TASK TO CARRY OUT: All the records that follow need to be reproduced exactly. Omit the images.
Start
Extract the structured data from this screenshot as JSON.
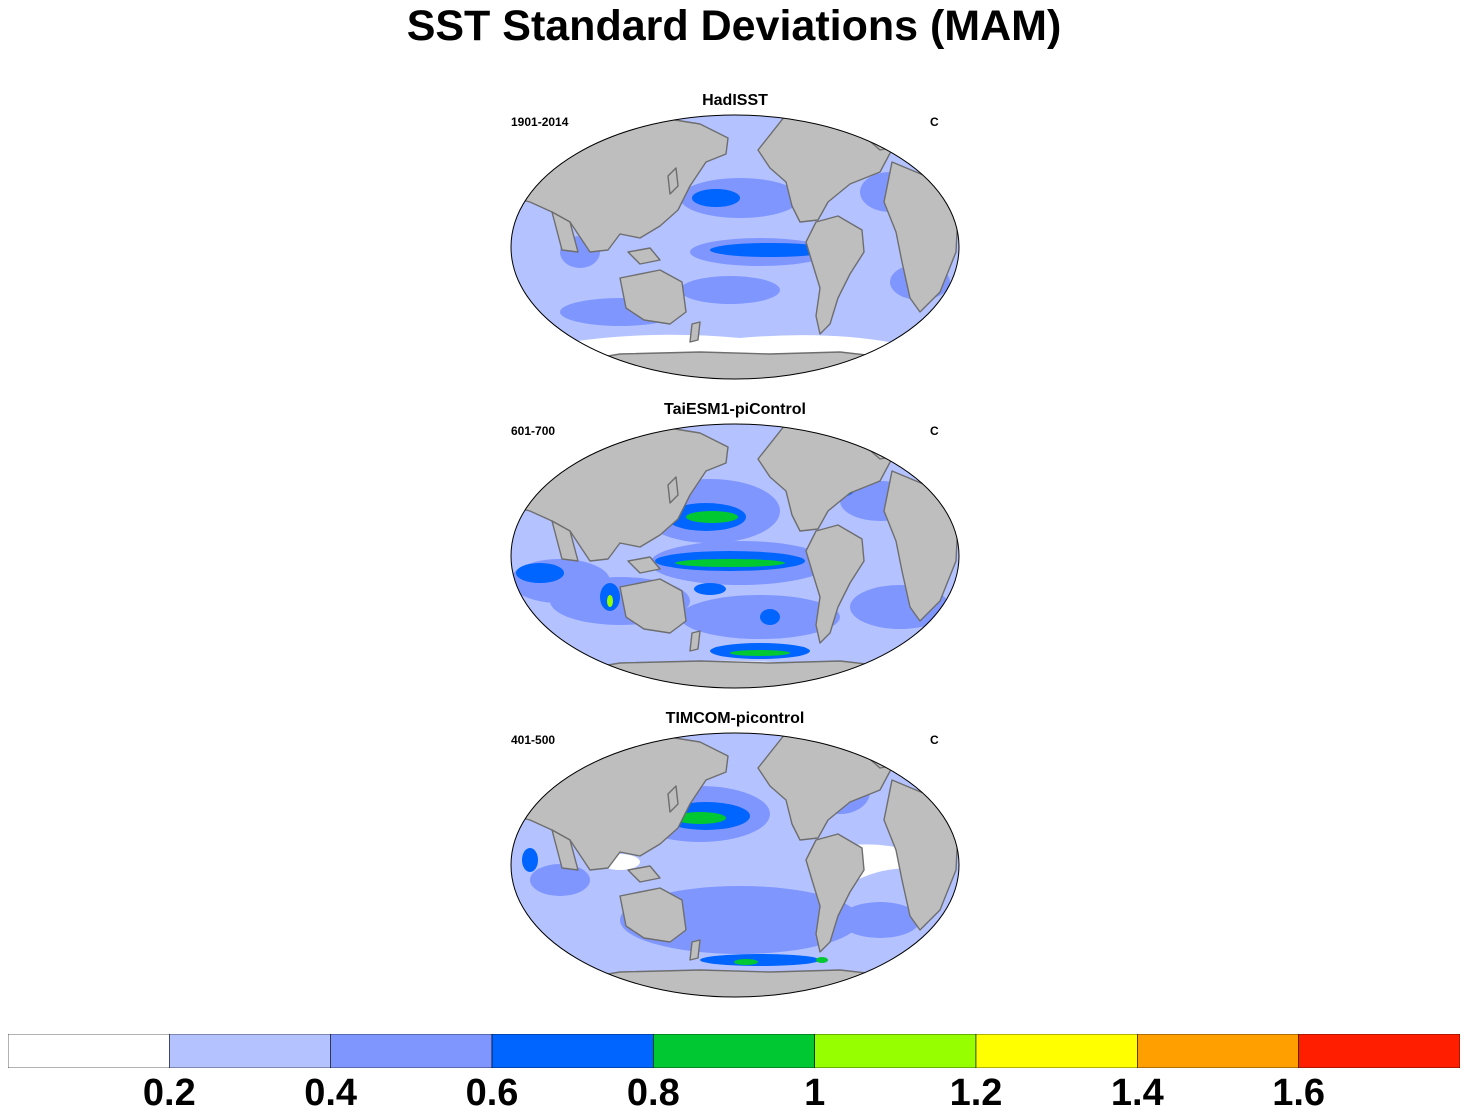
{
  "title": "SST Standard Deviations (MAM)",
  "panels": [
    {
      "name": "HadISST",
      "period": "1901-2014",
      "units": "C"
    },
    {
      "name": "TaiESM1-piControl",
      "period": "601-700",
      "units": "C"
    },
    {
      "name": "TIMCOM-picontrol",
      "period": "401-500",
      "units": "C"
    }
  ],
  "colorbar": {
    "levels": [
      "0.2",
      "0.4",
      "0.6",
      "0.8",
      "1",
      "1.2",
      "1.4",
      "1.6"
    ],
    "colors": [
      "#ffffff",
      "#b4c3ff",
      "#8096ff",
      "#0064ff",
      "#00c832",
      "#96ff00",
      "#ffff00",
      "#ffa000",
      "#ff1e00"
    ]
  },
  "palette": {
    "land": "#bebebe",
    "coast": "#6e6e6e"
  }
}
End
EXERCISE ANSWER:
Extract the structured data from this screenshot as JSON.
{
  "title": "SST Standard Deviations (MAM)",
  "panels": [
    {
      "name": "HadISST",
      "period": "1901-2014",
      "units": "C"
    },
    {
      "name": "TaiESM1-piControl",
      "period": "601-700",
      "units": "C"
    },
    {
      "name": "TIMCOM-picontrol",
      "period": "401-500",
      "units": "C"
    }
  ],
  "colorbar": {
    "levels": [
      "0.2",
      "0.4",
      "0.6",
      "0.8",
      "1",
      "1.2",
      "1.4",
      "1.6"
    ],
    "colors": [
      "#ffffff",
      "#b4c3ff",
      "#8096ff",
      "#0064ff",
      "#00c832",
      "#96ff00",
      "#ffff00",
      "#ffa000",
      "#ff1e00"
    ]
  },
  "palette": {
    "land": "#bebebe",
    "coast": "#6e6e6e"
  }
}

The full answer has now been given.